Find each line containing the string "date". Copy it.

--- start Supplied data ---

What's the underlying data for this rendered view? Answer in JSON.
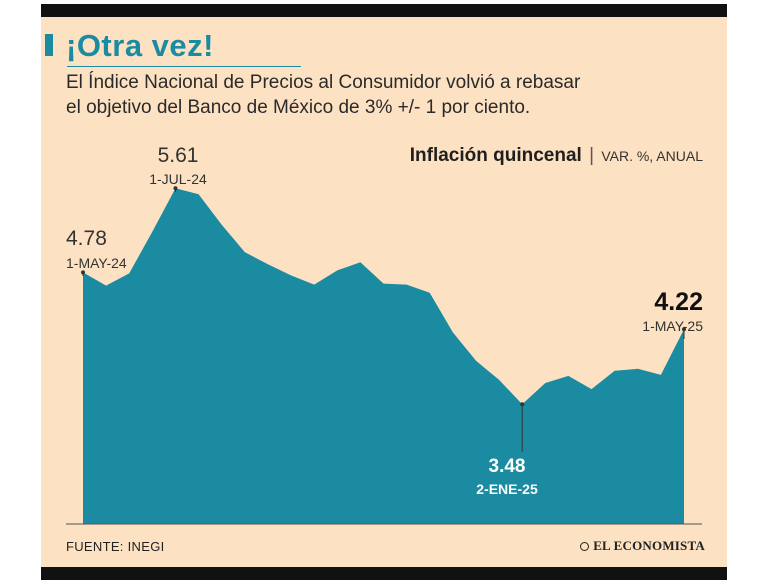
{
  "header": {
    "title": "¡Otra vez!",
    "subtitle_line1": "El Índice Nacional de Precios al Consumidor volvió a rebasar",
    "subtitle_line2": "el objetivo del Banco de México de 3% +/- 1 por ciento."
  },
  "chart_data": {
    "type": "area",
    "title": "Inflación quincenal",
    "unit": "VAR. %, ANUAL",
    "xlabel": "",
    "ylabel": "",
    "ylim": [
      2.3,
      5.75
    ],
    "grid": false,
    "legend": "none",
    "series": [
      {
        "values": [
          4.78,
          4.65,
          4.77,
          5.18,
          5.61,
          5.55,
          5.25,
          4.98,
          4.86,
          4.75,
          4.66,
          4.8,
          4.88,
          4.67,
          4.66,
          4.58,
          4.19,
          3.91,
          3.72,
          3.48,
          3.69,
          3.76,
          3.63,
          3.81,
          3.83,
          3.77,
          4.22
        ]
      }
    ],
    "annotations": [
      {
        "point": 0,
        "value": "4.78",
        "date": "1-MAY-24"
      },
      {
        "point": 4,
        "value": "5.61",
        "date": "1-JUL-24"
      },
      {
        "point": 19,
        "value": "3.48",
        "date": "2-ENE-25"
      },
      {
        "point": 26,
        "value": "4.22",
        "date": "1-MAY-25"
      }
    ]
  },
  "colors": {
    "background": "#fde1c3",
    "accent": "#1a8ba1",
    "area_fill": "#1a8ba1",
    "frame_bars": "#111111"
  },
  "footer": {
    "source": "FUENTE: INEGI",
    "brand": "EL ECONOMISTA"
  }
}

--- end Supplied data ---

### Exercise output
        "date": "1-MAY-24"
        "date": "1-JUL-24"
        "date": "2-ENE-25"
        "date": "1-MAY-25"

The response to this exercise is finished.